__Dataset entries__.
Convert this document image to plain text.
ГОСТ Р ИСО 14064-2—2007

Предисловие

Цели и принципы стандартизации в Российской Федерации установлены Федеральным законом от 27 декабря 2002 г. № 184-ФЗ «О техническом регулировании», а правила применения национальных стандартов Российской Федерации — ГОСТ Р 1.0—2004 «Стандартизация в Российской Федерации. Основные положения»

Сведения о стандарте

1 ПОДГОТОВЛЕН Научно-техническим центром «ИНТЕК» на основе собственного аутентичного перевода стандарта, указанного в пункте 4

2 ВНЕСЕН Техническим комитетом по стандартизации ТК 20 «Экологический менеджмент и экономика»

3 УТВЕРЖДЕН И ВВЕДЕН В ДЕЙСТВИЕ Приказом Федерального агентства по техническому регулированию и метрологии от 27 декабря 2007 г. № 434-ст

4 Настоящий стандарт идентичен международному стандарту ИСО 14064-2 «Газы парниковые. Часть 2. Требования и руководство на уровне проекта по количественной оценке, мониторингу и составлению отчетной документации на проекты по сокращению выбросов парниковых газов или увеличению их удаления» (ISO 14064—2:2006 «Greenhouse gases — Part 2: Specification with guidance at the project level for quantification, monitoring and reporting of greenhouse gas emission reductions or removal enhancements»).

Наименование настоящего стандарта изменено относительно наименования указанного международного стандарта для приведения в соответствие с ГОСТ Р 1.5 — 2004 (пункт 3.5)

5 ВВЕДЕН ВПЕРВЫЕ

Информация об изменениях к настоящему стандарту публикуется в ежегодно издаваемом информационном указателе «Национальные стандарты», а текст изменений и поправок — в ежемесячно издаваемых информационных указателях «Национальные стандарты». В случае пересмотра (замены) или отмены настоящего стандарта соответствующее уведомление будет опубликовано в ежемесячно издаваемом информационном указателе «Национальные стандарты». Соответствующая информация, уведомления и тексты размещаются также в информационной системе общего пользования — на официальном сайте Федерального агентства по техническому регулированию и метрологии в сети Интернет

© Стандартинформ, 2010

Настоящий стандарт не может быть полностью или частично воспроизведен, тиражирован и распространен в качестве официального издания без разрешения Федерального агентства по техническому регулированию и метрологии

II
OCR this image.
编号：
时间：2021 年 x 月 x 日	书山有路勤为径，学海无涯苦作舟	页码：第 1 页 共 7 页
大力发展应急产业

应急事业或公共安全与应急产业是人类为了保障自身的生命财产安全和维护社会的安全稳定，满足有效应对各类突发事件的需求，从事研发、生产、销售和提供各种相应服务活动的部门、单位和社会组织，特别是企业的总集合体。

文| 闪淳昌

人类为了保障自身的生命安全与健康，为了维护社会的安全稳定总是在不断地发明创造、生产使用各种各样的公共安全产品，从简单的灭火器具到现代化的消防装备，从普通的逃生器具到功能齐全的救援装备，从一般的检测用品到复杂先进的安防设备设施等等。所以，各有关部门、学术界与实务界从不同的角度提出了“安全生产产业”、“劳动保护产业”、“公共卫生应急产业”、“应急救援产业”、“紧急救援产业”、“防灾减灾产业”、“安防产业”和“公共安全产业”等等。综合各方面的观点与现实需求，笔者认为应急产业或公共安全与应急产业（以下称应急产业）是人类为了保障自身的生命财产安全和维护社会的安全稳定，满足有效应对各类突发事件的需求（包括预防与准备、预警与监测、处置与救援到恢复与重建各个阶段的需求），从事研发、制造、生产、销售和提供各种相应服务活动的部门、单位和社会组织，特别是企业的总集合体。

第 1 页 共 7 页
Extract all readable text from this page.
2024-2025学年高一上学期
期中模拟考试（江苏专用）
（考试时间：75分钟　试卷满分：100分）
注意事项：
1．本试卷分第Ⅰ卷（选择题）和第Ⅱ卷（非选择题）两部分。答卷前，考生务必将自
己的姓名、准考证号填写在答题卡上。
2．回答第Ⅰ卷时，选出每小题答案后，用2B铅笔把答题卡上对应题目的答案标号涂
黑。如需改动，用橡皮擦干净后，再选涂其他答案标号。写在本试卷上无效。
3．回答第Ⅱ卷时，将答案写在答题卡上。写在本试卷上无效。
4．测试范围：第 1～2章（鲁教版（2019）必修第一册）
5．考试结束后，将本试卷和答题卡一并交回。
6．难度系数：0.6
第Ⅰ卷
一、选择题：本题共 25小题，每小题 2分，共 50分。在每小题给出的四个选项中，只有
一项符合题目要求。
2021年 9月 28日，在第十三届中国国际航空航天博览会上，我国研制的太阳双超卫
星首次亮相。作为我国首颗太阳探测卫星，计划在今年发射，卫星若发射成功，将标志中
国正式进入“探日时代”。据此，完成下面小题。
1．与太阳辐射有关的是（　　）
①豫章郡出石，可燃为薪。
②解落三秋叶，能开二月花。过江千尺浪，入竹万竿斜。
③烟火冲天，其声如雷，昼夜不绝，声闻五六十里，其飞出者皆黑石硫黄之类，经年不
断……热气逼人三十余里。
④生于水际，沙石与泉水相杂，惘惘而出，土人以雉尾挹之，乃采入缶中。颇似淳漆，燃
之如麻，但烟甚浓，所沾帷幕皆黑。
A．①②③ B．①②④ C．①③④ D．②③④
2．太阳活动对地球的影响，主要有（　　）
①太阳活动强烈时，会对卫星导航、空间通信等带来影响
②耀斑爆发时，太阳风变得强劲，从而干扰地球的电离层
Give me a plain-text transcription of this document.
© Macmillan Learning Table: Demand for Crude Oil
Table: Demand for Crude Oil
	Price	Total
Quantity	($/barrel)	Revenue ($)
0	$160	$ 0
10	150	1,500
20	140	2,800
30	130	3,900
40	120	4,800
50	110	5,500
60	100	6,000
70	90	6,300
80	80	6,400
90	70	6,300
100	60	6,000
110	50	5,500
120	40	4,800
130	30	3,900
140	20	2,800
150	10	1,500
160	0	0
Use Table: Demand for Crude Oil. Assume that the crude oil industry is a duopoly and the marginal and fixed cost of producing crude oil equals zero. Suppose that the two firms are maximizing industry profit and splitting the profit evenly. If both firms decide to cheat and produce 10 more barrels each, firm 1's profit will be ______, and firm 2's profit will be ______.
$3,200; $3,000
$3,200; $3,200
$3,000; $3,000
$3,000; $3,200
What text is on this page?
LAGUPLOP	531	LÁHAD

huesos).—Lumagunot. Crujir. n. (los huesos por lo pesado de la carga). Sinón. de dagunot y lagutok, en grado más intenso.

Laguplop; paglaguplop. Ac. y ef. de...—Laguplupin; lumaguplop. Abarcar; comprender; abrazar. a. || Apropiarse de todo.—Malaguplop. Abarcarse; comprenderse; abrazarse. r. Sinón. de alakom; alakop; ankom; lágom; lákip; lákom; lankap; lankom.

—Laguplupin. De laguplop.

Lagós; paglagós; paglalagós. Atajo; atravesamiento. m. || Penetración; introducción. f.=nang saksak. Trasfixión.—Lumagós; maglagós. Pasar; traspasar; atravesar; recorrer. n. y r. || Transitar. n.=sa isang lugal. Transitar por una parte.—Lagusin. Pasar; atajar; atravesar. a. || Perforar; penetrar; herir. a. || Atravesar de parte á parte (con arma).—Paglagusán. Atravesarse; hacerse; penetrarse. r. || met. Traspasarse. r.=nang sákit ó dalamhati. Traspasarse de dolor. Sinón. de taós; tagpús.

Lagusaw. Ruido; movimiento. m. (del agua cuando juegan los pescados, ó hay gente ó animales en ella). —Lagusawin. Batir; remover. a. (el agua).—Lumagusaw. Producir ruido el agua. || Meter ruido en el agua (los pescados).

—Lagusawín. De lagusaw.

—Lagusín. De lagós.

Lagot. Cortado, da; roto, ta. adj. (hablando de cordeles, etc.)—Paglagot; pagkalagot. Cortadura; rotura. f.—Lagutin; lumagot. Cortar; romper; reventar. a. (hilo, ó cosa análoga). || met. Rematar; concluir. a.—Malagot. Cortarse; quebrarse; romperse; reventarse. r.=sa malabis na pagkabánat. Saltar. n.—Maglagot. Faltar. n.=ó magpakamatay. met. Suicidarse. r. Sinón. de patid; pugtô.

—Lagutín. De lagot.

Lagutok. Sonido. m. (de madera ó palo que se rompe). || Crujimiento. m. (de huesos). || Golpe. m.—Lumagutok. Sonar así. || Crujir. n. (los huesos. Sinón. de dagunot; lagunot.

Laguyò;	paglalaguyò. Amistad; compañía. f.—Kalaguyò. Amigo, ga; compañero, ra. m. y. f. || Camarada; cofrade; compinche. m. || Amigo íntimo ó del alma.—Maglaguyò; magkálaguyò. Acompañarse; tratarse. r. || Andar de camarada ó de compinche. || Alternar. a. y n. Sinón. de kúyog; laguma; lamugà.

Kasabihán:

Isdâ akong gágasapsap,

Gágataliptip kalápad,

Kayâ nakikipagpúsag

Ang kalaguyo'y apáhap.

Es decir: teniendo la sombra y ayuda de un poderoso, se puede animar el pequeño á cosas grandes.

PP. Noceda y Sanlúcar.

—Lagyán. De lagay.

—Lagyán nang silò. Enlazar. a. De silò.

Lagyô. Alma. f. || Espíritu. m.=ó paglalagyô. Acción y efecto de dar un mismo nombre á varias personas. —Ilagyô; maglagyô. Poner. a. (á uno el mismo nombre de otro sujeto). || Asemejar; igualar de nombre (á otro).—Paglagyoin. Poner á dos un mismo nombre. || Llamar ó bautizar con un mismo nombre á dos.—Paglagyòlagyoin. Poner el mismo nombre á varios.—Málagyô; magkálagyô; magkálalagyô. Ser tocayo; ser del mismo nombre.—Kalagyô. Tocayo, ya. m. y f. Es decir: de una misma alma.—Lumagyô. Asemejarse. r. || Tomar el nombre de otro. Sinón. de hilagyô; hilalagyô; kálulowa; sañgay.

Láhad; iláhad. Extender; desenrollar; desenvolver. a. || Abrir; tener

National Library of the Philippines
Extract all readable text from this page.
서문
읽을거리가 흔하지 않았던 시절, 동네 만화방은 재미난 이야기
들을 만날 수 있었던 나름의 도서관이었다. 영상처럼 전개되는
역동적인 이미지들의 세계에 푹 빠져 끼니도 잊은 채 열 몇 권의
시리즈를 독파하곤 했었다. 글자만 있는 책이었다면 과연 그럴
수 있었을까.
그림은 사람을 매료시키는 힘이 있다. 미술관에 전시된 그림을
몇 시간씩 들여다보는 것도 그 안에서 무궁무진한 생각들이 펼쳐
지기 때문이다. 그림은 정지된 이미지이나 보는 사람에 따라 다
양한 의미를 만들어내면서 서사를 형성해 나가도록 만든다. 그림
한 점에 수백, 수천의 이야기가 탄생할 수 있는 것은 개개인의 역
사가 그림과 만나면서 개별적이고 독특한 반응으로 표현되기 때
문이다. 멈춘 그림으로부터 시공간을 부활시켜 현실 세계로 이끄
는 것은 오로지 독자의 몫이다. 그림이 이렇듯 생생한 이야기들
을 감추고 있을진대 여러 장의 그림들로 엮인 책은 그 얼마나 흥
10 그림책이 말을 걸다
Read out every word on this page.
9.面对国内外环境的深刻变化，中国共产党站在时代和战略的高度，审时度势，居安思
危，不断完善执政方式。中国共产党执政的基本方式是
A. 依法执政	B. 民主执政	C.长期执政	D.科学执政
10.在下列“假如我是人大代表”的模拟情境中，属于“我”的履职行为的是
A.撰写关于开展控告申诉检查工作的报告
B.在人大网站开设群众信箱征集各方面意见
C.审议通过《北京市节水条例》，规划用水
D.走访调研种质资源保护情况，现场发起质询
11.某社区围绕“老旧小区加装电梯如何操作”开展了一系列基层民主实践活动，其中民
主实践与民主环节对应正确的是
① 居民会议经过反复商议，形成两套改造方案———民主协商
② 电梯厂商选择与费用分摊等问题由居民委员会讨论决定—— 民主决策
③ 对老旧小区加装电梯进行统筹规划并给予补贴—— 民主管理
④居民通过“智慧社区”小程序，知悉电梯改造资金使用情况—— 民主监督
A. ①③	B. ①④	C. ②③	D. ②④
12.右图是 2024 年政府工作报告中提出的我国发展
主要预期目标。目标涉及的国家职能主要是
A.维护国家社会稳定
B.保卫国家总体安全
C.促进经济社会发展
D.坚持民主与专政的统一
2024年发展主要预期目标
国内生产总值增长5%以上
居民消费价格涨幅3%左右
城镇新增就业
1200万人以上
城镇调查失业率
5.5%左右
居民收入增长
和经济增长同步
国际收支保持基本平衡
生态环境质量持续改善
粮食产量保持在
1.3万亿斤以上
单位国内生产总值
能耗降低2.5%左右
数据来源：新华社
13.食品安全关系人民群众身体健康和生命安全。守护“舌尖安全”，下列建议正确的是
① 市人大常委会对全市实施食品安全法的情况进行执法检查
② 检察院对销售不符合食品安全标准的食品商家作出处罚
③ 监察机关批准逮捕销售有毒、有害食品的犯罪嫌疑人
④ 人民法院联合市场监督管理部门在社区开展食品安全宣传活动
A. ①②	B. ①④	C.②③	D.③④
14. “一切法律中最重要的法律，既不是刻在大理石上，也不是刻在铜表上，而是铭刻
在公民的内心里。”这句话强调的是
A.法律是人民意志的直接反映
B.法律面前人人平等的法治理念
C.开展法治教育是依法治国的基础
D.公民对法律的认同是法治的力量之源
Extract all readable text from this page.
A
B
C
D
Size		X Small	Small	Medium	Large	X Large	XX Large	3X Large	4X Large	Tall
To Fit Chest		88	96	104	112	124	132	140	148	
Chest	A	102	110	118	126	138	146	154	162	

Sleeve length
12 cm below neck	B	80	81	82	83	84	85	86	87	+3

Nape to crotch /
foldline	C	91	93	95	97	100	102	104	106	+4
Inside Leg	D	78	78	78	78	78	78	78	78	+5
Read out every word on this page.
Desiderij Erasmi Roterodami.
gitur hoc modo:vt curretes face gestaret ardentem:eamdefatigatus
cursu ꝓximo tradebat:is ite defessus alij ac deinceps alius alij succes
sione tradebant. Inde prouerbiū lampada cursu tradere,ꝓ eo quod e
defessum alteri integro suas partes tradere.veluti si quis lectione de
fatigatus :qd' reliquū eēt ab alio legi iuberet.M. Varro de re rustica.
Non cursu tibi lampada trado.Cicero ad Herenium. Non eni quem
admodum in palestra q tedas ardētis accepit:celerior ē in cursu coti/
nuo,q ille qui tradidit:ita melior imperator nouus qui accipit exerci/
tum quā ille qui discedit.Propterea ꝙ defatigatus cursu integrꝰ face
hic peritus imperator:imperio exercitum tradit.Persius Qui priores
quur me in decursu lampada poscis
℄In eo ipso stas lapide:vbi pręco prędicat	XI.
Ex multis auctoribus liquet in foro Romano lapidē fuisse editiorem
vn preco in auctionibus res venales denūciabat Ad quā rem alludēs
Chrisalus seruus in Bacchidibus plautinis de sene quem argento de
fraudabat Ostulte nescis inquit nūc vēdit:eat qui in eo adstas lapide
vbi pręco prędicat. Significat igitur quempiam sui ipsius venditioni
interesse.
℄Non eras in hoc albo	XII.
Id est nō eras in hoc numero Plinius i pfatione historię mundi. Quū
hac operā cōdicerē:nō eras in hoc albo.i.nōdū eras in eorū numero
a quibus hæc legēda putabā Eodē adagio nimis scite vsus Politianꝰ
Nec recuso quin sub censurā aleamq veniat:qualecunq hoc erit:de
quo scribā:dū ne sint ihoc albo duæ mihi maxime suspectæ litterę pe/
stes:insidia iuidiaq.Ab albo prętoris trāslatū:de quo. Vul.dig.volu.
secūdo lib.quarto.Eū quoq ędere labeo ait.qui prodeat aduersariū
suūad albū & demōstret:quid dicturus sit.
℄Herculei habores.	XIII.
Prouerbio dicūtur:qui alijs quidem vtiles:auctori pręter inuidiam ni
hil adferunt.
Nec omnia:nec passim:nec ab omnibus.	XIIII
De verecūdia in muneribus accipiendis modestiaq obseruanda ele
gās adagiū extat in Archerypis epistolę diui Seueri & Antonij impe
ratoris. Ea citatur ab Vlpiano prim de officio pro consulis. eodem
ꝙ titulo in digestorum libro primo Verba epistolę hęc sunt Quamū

__Short problem__. Count every line in the entries above where the word "prędicat" appears; respond with the number alone.

__The answer__. 2